--- begin Dataset rows ---

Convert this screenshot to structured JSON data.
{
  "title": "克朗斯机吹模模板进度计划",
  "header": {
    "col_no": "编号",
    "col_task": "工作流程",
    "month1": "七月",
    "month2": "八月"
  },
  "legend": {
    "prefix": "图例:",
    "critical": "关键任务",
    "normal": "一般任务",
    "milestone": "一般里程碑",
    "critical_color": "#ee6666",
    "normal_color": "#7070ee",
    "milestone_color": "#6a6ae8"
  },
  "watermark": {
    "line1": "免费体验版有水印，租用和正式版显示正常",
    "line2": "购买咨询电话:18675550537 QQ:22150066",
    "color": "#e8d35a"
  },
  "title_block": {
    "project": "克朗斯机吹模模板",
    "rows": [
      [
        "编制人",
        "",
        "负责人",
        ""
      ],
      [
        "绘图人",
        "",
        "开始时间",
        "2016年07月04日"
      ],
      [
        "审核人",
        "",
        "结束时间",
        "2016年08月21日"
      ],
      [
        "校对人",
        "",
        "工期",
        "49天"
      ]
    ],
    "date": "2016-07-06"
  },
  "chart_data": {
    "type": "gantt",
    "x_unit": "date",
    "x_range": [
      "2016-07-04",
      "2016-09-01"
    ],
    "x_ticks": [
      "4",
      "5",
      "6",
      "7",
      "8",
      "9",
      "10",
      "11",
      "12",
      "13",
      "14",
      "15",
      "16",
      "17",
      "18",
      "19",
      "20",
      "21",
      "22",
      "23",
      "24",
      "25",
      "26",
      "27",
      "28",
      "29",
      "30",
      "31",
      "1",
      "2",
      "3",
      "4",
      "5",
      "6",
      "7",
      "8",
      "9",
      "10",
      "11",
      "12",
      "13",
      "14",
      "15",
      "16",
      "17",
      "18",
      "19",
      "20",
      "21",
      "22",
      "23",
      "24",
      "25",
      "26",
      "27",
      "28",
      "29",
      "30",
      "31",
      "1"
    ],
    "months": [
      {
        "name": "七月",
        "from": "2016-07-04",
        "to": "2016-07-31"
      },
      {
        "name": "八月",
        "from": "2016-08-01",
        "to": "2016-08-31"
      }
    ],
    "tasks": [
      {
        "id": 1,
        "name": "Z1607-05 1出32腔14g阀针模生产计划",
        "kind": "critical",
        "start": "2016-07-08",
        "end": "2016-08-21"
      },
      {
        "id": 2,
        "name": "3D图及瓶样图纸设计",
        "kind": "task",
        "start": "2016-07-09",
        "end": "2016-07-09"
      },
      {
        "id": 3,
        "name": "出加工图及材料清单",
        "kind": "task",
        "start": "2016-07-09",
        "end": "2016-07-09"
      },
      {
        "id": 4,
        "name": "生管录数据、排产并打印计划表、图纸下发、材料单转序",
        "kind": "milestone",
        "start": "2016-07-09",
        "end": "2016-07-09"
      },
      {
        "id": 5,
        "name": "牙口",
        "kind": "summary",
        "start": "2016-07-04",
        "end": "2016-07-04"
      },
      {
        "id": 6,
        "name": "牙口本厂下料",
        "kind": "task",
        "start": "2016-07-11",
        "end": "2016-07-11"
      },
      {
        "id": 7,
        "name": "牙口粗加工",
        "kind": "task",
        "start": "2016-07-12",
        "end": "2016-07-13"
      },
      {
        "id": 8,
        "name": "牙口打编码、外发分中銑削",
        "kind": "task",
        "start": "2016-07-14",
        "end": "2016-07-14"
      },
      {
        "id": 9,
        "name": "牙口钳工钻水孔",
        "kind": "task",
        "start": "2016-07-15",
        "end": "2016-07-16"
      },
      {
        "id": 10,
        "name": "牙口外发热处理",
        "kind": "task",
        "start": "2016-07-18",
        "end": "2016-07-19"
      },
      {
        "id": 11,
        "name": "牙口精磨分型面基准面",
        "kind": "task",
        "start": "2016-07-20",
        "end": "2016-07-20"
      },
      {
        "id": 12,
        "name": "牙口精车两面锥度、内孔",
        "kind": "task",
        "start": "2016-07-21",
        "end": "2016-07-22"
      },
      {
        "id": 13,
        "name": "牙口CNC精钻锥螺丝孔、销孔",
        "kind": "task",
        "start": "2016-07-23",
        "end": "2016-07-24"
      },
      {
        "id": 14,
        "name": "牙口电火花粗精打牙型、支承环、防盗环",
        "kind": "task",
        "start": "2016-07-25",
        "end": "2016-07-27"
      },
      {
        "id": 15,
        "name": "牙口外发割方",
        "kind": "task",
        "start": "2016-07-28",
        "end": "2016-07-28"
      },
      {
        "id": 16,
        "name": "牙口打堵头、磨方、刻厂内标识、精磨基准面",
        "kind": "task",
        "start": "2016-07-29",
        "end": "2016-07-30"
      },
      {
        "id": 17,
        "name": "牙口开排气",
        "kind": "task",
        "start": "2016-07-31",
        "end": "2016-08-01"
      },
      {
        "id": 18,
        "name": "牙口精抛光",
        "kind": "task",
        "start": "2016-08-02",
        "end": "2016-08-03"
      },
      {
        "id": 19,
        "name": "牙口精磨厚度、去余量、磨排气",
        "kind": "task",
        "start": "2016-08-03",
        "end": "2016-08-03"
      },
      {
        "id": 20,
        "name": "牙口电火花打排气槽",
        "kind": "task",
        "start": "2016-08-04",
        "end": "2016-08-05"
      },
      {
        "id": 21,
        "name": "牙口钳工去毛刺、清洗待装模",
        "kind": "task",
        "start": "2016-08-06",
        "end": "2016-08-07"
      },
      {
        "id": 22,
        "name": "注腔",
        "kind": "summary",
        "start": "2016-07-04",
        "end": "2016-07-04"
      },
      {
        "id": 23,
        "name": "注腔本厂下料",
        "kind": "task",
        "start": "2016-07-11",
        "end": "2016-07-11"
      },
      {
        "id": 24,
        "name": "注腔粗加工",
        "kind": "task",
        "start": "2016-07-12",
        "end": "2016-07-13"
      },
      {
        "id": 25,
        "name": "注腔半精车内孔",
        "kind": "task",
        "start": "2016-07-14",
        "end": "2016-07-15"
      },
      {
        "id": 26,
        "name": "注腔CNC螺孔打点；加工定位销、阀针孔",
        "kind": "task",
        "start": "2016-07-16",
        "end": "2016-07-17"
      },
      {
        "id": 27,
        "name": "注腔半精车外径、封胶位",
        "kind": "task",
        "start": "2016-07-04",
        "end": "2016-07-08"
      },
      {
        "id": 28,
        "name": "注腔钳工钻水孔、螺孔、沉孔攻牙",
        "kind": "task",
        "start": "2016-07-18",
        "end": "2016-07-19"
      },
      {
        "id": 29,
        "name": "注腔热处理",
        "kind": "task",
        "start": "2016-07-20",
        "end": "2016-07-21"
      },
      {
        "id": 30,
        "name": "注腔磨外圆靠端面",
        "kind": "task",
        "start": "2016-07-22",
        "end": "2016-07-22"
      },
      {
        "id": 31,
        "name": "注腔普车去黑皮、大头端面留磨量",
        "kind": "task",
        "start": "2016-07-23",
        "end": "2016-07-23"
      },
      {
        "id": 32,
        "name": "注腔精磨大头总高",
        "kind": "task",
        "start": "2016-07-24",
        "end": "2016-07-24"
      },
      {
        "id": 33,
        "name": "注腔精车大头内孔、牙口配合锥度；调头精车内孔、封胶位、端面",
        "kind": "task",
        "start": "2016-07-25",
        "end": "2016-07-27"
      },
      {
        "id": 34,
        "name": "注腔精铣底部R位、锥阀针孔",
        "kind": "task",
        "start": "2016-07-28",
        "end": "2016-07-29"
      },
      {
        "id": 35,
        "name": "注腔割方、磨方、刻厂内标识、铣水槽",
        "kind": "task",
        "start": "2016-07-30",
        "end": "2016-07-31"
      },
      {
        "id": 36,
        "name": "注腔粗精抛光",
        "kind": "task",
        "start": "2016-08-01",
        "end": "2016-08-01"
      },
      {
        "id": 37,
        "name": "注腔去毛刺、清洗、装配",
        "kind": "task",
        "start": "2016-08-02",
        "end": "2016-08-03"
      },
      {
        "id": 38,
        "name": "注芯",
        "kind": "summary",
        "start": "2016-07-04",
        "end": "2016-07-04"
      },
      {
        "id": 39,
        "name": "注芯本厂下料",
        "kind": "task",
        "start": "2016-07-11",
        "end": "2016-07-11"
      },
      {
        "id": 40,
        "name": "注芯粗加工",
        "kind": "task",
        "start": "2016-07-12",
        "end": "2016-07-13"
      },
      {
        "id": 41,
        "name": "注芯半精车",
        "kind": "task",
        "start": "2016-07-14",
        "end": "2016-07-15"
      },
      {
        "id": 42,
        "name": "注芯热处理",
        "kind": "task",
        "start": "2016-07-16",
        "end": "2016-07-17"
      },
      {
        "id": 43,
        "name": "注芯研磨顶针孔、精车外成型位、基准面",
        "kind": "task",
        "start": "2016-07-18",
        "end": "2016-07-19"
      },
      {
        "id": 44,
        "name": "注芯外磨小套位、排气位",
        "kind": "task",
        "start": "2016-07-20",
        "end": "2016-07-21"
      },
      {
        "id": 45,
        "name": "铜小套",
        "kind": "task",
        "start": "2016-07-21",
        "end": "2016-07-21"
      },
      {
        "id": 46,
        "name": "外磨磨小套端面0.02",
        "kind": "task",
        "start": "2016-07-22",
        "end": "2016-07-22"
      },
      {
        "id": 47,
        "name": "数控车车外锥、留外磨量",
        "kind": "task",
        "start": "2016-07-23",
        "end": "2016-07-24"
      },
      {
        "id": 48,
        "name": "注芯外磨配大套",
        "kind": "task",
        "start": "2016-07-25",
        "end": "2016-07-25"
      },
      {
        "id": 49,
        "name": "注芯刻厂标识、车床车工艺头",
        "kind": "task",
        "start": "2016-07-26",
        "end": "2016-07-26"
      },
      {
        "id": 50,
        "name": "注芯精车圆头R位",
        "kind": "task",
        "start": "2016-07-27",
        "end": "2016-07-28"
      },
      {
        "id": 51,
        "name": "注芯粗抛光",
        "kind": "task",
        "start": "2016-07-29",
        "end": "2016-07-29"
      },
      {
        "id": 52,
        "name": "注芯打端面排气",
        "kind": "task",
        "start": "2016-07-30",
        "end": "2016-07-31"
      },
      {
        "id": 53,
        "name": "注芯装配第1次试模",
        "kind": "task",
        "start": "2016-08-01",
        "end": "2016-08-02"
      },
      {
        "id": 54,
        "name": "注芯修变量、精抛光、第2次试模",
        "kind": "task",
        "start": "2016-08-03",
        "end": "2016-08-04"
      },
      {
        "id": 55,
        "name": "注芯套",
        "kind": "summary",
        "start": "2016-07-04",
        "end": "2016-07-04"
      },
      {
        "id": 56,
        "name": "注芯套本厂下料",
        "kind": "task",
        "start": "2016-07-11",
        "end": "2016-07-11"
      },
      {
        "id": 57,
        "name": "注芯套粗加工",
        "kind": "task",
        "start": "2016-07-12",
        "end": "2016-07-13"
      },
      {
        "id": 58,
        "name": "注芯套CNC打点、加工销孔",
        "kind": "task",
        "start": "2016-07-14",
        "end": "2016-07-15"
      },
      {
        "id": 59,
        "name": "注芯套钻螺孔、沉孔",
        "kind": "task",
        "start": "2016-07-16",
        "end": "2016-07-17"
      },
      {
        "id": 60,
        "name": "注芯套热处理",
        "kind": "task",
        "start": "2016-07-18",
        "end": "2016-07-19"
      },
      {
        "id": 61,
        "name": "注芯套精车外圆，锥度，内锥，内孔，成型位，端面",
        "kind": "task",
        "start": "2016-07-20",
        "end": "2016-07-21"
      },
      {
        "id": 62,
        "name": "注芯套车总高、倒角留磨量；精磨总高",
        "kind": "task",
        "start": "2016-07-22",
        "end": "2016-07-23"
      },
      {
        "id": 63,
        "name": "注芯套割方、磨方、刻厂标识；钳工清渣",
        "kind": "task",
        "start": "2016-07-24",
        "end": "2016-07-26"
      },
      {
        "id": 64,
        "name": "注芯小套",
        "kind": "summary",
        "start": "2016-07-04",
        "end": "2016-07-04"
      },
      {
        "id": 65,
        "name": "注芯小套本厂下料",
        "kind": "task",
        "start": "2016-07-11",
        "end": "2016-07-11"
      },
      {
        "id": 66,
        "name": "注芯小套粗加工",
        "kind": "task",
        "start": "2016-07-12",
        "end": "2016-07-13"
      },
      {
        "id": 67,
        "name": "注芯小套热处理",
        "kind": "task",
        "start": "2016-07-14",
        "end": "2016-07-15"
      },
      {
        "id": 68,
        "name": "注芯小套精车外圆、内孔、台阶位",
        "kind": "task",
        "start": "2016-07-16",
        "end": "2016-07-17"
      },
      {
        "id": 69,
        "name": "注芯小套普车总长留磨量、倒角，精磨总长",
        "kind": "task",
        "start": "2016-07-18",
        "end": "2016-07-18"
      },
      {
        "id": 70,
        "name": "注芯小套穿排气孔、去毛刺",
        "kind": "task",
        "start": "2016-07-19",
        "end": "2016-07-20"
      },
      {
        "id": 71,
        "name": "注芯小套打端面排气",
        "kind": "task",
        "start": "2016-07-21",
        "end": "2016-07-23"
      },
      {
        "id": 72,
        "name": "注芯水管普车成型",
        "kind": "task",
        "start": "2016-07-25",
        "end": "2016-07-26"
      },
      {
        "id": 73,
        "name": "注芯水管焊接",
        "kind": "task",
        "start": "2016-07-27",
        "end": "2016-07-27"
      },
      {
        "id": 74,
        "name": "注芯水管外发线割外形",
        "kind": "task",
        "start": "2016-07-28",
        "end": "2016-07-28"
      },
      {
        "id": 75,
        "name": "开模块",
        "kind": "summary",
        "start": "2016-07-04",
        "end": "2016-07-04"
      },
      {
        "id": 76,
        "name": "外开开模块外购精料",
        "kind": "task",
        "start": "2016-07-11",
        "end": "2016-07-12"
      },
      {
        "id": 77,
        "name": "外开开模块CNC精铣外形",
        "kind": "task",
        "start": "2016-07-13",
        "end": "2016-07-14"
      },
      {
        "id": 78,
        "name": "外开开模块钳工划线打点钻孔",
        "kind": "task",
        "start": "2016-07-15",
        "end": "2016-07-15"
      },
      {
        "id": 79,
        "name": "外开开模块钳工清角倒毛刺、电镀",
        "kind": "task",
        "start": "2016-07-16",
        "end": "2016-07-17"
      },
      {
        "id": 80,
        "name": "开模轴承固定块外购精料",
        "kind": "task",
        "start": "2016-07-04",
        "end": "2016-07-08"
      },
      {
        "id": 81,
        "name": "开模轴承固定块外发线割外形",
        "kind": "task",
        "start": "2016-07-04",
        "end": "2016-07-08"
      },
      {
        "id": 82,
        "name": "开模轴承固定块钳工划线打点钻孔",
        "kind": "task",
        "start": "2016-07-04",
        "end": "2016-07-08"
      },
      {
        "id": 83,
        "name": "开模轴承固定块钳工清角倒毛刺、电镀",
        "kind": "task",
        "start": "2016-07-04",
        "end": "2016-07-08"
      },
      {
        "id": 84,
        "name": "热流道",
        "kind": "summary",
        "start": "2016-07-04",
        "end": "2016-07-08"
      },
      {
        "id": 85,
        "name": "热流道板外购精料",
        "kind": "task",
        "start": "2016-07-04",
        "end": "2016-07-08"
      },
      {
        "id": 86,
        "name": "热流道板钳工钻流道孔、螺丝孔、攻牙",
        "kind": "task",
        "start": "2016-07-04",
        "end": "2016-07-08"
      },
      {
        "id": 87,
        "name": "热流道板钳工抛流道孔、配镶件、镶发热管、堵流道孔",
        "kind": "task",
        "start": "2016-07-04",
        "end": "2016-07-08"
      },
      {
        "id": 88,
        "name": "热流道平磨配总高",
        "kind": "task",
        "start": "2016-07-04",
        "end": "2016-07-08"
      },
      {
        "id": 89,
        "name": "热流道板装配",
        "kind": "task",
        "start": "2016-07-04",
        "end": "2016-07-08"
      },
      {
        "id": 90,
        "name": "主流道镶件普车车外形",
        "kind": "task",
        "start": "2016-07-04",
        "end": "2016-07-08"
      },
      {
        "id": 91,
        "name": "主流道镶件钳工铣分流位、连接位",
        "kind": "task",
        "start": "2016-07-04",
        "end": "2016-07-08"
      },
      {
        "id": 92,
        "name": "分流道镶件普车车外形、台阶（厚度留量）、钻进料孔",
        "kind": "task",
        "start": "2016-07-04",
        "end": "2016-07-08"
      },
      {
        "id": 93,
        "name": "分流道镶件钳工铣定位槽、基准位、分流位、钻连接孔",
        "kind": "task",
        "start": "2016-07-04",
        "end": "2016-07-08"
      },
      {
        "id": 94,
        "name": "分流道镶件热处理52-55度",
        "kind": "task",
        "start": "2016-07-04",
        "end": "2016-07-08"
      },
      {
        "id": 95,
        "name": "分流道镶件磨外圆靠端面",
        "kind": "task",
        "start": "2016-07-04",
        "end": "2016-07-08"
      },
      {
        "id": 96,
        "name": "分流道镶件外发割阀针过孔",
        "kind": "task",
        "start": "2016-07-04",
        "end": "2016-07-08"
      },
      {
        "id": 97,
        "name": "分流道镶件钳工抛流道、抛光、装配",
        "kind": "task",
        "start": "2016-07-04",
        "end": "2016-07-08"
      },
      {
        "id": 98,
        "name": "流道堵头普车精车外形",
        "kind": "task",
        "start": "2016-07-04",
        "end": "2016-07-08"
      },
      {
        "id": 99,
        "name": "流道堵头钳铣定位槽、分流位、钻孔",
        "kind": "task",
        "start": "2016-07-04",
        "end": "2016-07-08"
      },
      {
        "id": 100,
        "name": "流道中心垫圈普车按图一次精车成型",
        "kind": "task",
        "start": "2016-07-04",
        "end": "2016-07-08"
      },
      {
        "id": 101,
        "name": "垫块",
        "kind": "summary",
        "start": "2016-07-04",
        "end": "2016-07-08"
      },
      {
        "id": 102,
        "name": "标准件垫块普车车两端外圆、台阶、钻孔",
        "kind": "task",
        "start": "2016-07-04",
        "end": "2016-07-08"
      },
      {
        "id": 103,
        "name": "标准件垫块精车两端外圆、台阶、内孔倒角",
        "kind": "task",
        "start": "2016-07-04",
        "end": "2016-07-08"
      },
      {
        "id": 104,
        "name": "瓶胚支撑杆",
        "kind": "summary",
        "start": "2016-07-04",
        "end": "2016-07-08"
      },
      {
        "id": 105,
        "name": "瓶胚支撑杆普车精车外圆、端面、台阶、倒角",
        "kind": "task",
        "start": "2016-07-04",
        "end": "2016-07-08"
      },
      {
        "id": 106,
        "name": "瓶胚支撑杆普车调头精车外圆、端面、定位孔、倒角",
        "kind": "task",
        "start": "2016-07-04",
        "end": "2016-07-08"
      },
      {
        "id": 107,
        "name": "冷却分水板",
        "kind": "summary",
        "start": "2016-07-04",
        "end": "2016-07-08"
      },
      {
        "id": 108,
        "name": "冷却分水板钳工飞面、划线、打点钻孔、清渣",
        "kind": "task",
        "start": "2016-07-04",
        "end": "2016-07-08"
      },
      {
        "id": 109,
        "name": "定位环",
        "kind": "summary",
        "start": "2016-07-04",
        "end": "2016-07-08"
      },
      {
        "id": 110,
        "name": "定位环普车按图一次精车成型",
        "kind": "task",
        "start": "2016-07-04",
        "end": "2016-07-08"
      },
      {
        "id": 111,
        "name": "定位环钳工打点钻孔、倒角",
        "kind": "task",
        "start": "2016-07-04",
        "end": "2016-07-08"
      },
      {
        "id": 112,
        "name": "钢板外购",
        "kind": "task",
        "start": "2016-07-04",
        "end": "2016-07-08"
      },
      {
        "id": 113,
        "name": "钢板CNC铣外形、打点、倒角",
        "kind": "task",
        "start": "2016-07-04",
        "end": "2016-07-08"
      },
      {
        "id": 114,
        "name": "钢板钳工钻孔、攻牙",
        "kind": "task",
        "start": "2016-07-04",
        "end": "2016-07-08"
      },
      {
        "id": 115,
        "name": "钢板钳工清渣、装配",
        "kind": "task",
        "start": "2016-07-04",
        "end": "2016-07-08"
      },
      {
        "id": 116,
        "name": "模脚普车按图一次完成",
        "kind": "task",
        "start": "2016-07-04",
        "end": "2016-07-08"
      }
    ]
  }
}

--- end Dataset rows ---

> **Job**
Search the entries for the word "刻厂内标识" and gather every line where it appears.

> **Correct response**
        "name": "牙口打堵头、磨方、刻厂内标识、精磨基准面",
        "name": "注腔割方、磨方、刻厂内标识、铣水槽",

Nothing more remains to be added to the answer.